*Written request*: Check every line of the entries below for the word "hand", and copy the ones that have it.

## start Available data

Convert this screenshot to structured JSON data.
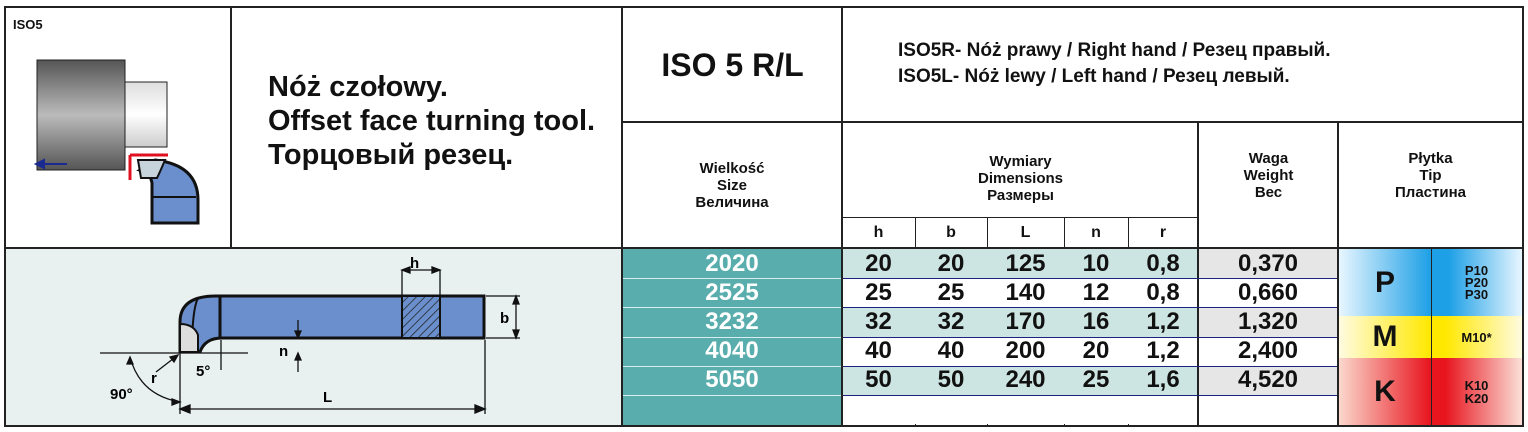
{
  "code_label": "ISO5",
  "title_lines": [
    "Nóż czołowy.",
    "Offset face turning tool.",
    "Торцовый резец."
  ],
  "model": "ISO 5 R/L",
  "variants": [
    "ISO5R- Nóż prawy / Right hand / Резец правый.",
    "ISO5L- Nóż lewy / Left hand / Резец левый."
  ],
  "headers": {
    "size": [
      "Wielkość",
      "Size",
      "Величина"
    ],
    "dimensions": [
      "Wymiary",
      "Dimensions",
      "Размеры"
    ],
    "weight": [
      "Waga",
      "Weight",
      "Вес"
    ],
    "tip": [
      "Płytka",
      "Tip",
      "Пластина"
    ],
    "dim_cols": [
      "h",
      "b",
      "L",
      "n",
      "r"
    ]
  },
  "rows": [
    {
      "size": "2020",
      "h": "20",
      "b": "20",
      "L": "125",
      "n": "10",
      "r": "0,8",
      "weight": "0,370"
    },
    {
      "size": "2525",
      "h": "25",
      "b": "25",
      "L": "140",
      "n": "12",
      "r": "0,8",
      "weight": "0,660"
    },
    {
      "size": "3232",
      "h": "32",
      "b": "32",
      "L": "170",
      "n": "16",
      "r": "1,2",
      "weight": "1,320"
    },
    {
      "size": "4040",
      "h": "40",
      "b": "40",
      "L": "200",
      "n": "20",
      "r": "1,2",
      "weight": "2,400"
    },
    {
      "size": "5050",
      "h": "50",
      "b": "50",
      "L": "240",
      "n": "25",
      "r": "1,6",
      "weight": "4,520"
    }
  ],
  "tip_groups": [
    {
      "letter": "P",
      "grades": [
        "P10",
        "P20",
        "P30"
      ],
      "color": "#1ea0e6"
    },
    {
      "letter": "M",
      "grades": [
        "M10*"
      ],
      "color": "#ffe800"
    },
    {
      "letter": "K",
      "grades": [
        "K10",
        "K20"
      ],
      "color": "#e8141e"
    }
  ],
  "diagram_labels": {
    "h": "h",
    "b": "b",
    "n": "n",
    "r": "r",
    "L": "L",
    "angle_5": "5°",
    "angle_90": "90°"
  },
  "colors": {
    "size_col": "#5aadad",
    "row_shade": "#cce4e2",
    "weight_shade": "#e6e6e6",
    "tool_blue": "#6a8fcc",
    "diagram_bg": "#e8f1f0"
  }
}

## end Available data

*Solution to this task*:
    "ISO5R- Nóż prawy / Right hand / Резец правый.",
    "ISO5L- Nóż lewy / Left hand / Резец левый."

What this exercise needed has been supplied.